**TASK DIRECTIONS**
Wherever "icon" appears in a line, copy that line.
[START OF MATERIALS PROVIDED]
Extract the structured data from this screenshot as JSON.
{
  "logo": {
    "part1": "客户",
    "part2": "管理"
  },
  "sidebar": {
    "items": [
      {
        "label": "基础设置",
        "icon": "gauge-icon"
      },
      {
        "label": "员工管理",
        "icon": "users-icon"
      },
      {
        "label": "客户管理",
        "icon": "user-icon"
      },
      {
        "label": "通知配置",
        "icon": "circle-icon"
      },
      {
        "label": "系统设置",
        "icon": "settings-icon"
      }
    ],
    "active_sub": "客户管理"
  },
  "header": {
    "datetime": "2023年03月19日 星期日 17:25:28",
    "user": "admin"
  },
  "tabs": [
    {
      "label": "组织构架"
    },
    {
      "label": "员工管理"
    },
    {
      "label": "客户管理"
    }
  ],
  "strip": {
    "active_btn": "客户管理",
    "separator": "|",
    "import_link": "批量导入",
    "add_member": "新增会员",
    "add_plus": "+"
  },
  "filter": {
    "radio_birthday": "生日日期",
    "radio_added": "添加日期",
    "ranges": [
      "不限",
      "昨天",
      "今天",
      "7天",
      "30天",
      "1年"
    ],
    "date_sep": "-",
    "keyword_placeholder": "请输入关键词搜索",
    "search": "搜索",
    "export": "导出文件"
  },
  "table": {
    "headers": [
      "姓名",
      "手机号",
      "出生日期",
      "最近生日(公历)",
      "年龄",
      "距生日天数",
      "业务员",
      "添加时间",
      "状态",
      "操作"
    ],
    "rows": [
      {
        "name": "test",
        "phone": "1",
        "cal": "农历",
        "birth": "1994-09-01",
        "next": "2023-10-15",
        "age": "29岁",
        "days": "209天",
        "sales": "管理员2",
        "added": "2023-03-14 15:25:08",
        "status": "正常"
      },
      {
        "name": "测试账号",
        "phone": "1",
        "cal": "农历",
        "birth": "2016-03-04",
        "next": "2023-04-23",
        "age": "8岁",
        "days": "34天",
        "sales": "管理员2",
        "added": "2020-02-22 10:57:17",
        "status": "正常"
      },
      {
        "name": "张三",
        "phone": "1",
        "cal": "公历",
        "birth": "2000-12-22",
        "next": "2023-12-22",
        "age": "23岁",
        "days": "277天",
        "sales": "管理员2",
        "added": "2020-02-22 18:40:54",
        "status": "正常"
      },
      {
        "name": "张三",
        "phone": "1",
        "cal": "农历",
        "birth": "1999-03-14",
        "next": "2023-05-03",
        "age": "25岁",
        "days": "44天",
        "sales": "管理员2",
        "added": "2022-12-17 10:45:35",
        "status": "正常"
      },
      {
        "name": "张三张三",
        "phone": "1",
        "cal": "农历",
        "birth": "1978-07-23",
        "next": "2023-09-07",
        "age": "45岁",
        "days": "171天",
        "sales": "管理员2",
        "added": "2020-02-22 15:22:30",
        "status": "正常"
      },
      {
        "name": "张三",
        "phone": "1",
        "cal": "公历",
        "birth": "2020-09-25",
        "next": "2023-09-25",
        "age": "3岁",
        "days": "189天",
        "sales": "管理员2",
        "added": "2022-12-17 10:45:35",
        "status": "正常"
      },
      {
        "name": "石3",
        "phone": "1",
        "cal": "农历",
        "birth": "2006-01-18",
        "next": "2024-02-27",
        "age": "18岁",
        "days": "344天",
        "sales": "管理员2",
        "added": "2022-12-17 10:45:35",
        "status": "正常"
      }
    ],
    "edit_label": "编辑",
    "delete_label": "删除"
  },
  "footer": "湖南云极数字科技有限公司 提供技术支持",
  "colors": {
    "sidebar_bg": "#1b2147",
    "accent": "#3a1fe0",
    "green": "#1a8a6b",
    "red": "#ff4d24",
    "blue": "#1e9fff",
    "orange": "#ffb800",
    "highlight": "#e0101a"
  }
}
[END OF MATERIALS PROVIDED]
**FINISHED TASK**
        "icon": "gauge-icon"
        "icon": "users-icon"
        "icon": "user-icon"
        "icon": "circle-icon"
        "icon": "settings-icon"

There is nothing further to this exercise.